**Set task**
Write out the entries again exactly as they are given.

____ Data shown

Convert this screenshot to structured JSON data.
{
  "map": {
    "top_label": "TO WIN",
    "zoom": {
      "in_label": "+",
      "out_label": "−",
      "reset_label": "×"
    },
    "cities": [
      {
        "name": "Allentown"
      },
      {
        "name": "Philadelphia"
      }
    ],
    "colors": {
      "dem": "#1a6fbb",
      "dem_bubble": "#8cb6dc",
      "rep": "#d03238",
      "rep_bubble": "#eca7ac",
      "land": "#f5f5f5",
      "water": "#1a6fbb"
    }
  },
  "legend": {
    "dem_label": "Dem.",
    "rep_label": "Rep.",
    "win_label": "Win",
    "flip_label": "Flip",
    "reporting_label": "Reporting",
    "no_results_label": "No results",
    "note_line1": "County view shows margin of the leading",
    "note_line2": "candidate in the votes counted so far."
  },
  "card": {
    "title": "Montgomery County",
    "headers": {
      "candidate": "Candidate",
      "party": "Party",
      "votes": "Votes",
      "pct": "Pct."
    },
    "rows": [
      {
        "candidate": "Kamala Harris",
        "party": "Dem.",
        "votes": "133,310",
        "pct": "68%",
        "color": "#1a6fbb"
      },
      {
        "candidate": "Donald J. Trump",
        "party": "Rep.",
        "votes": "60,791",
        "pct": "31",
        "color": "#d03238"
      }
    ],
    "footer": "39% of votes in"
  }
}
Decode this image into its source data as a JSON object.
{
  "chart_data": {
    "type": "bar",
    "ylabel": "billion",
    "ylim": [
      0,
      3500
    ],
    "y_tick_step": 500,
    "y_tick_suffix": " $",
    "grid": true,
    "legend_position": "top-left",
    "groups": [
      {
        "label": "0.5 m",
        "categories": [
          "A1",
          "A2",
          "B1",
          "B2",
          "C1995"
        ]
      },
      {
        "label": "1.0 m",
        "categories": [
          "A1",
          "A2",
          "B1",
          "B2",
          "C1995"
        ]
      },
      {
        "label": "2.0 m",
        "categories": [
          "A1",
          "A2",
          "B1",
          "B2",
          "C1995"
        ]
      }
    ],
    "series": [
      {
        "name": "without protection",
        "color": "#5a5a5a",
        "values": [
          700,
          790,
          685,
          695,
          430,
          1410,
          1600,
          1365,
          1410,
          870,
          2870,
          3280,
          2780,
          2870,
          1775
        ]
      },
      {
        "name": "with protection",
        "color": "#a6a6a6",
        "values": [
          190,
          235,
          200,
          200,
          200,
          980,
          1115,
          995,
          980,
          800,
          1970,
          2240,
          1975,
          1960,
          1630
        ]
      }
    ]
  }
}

________

**Exercise result**
Convert this screenshot to structured JSON data.
{
  "map": {
    "top_label": "TO WIN",
    "zoom": {
      "in_label": "+",
      "out_label": "−",
      "reset_label": "×"
    },
    "cities": [
      {
        "name": "Allentown"
      },
      {
        "name": "Philadelphia"
      }
    ],
    "colors": {
      "dem": "#1a6fbb",
      "dem_bubble": "#8cb6dc",
      "rep": "#d03238",
      "rep_bubble": "#eca7ac",
      "land": "#f5f5f5",
      "water": "#1a6fbb"
    }
  },
  "legend": {
    "dem_label": "Dem.",
    "rep_label": "Rep.",
    "win_label": "Win",
    "flip_label": "Flip",
    "reporting_label": "Reporting",
    "no_results_label": "No results",
    "note_line1": "County view shows margin of the leading",
    "note_line2": "candidate in the votes counted so far."
  },
  "card": {
    "title": "Montgomery County",
    "headers": {
      "candidate": "Candidate",
      "party": "Party",
      "votes": "Votes",
      "pct": "Pct."
    },
    "rows": [
      {
        "candidate": "Kamala Harris",
        "party": "Dem.",
        "votes": "133,310",
        "pct": "68%",
        "color": "#1a6fbb"
      },
      {
        "candidate": "Donald J. Trump",
        "party": "Rep.",
        "votes": "60,791",
        "pct": "31",
        "color": "#d03238"
      }
    ],
    "footer": "39% of votes in"
  }
}
Decode this image into its source data as a JSON object.
{
  "chart_data": {
    "type": "bar",
    "ylabel": "billion",
    "ylim": [
      0,
      3500
    ],
    "y_tick_step": 500,
    "y_tick_suffix": " $",
    "grid": true,
    "legend_position": "top-left",
    "groups": [
      {
        "label": "0.5 m",
        "categories": [
          "A1",
          "A2",
          "B1",
          "B2",
          "C1995"
        ]
      },
      {
        "label": "1.0 m",
        "categories": [
          "A1",
          "A2",
          "B1",
          "B2",
          "C1995"
        ]
      },
      {
        "label": "2.0 m",
        "categories": [
          "A1",
          "A2",
          "B1",
          "B2",
          "C1995"
        ]
      }
    ],
    "series": [
      {
        "name": "without protection",
        "color": "#5a5a5a",
        "values": [
          700,
          790,
          685,
          695,
          430,
          1410,
          1600,
          1365,
          1410,
          870,
          2870,
          3280,
          2780,
          2870,
          1775
        ]
      },
      {
        "name": "with protection",
        "color": "#a6a6a6",
        "values": [
          190,
          235,
          200,
          200,
          200,
          980,
          1115,
          995,
          980,
          800,
          1970,
          2240,
          1975,
          1960,
          1630
        ]
      }
    ]
  }
}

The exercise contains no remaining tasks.